EXERCISE INSTRUCTIONS » Reproduce all of the listing below without alteration.

## begin GIVEN ENTRIES

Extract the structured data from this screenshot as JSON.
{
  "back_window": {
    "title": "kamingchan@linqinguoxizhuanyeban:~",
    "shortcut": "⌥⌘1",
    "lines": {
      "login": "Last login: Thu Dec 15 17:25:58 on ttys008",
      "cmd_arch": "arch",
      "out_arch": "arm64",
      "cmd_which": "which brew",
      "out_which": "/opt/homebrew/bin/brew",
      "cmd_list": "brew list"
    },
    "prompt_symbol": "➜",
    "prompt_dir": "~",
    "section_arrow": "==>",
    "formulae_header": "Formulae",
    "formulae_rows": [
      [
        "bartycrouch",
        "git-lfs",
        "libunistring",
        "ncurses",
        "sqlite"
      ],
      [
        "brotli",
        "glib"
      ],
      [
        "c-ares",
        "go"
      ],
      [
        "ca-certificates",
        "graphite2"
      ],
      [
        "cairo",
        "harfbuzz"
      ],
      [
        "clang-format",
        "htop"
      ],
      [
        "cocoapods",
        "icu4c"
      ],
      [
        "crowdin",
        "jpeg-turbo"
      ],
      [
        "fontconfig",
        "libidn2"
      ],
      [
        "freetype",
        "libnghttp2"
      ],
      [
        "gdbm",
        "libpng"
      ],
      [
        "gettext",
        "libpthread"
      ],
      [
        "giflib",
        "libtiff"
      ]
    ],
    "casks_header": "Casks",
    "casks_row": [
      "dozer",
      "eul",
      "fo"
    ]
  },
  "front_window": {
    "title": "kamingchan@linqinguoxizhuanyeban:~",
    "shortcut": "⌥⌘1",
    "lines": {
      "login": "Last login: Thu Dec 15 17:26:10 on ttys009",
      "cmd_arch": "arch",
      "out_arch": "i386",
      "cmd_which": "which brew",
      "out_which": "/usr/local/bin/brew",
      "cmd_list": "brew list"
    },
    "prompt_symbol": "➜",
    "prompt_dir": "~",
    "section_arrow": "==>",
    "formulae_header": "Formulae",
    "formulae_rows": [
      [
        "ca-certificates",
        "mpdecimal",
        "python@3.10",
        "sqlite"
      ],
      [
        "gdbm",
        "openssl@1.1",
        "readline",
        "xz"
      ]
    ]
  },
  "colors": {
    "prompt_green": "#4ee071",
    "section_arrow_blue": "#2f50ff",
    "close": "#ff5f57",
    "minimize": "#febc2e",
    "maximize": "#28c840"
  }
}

## end GIVEN ENTRIES

ANSWER FOR THE TASK »
Extract the structured data from this screenshot as JSON.
{
  "back_window": {
    "title": "kamingchan@linqinguoxizhuanyeban:~",
    "shortcut": "⌥⌘1",
    "lines": {
      "login": "Last login: Thu Dec 15 17:25:58 on ttys008",
      "cmd_arch": "arch",
      "out_arch": "arm64",
      "cmd_which": "which brew",
      "out_which": "/opt/homebrew/bin/brew",
      "cmd_list": "brew list"
    },
    "prompt_symbol": "➜",
    "prompt_dir": "~",
    "section_arrow": "==>",
    "formulae_header": "Formulae",
    "formulae_rows": [
      [
        "bartycrouch",
        "git-lfs",
        "libunistring",
        "ncurses",
        "sqlite"
      ],
      [
        "brotli",
        "glib"
      ],
      [
        "c-ares",
        "go"
      ],
      [
        "ca-certificates",
        "graphite2"
      ],
      [
        "cairo",
        "harfbuzz"
      ],
      [
        "clang-format",
        "htop"
      ],
      [
        "cocoapods",
        "icu4c"
      ],
      [
        "crowdin",
        "jpeg-turbo"
      ],
      [
        "fontconfig",
        "libidn2"
      ],
      [
        "freetype",
        "libnghttp2"
      ],
      [
        "gdbm",
        "libpng"
      ],
      [
        "gettext",
        "libpthread"
      ],
      [
        "giflib",
        "libtiff"
      ]
    ],
    "casks_header": "Casks",
    "casks_row": [
      "dozer",
      "eul",
      "fo"
    ]
  },
  "front_window": {
    "title": "kamingchan@linqinguoxizhuanyeban:~",
    "shortcut": "⌥⌘1",
    "lines": {
      "login": "Last login: Thu Dec 15 17:26:10 on ttys009",
      "cmd_arch": "arch",
      "out_arch": "i386",
      "cmd_which": "which brew",
      "out_which": "/usr/local/bin/brew",
      "cmd_list": "brew list"
    },
    "prompt_symbol": "➜",
    "prompt_dir": "~",
    "section_arrow": "==>",
    "formulae_header": "Formulae",
    "formulae_rows": [
      [
        "ca-certificates",
        "mpdecimal",
        "python@3.10",
        "sqlite"
      ],
      [
        "gdbm",
        "openssl@1.1",
        "readline",
        "xz"
      ]
    ]
  },
  "colors": {
    "prompt_green": "#4ee071",
    "section_arrow_blue": "#2f50ff",
    "close": "#ff5f57",
    "minimize": "#febc2e",
    "maximize": "#28c840"
  }
}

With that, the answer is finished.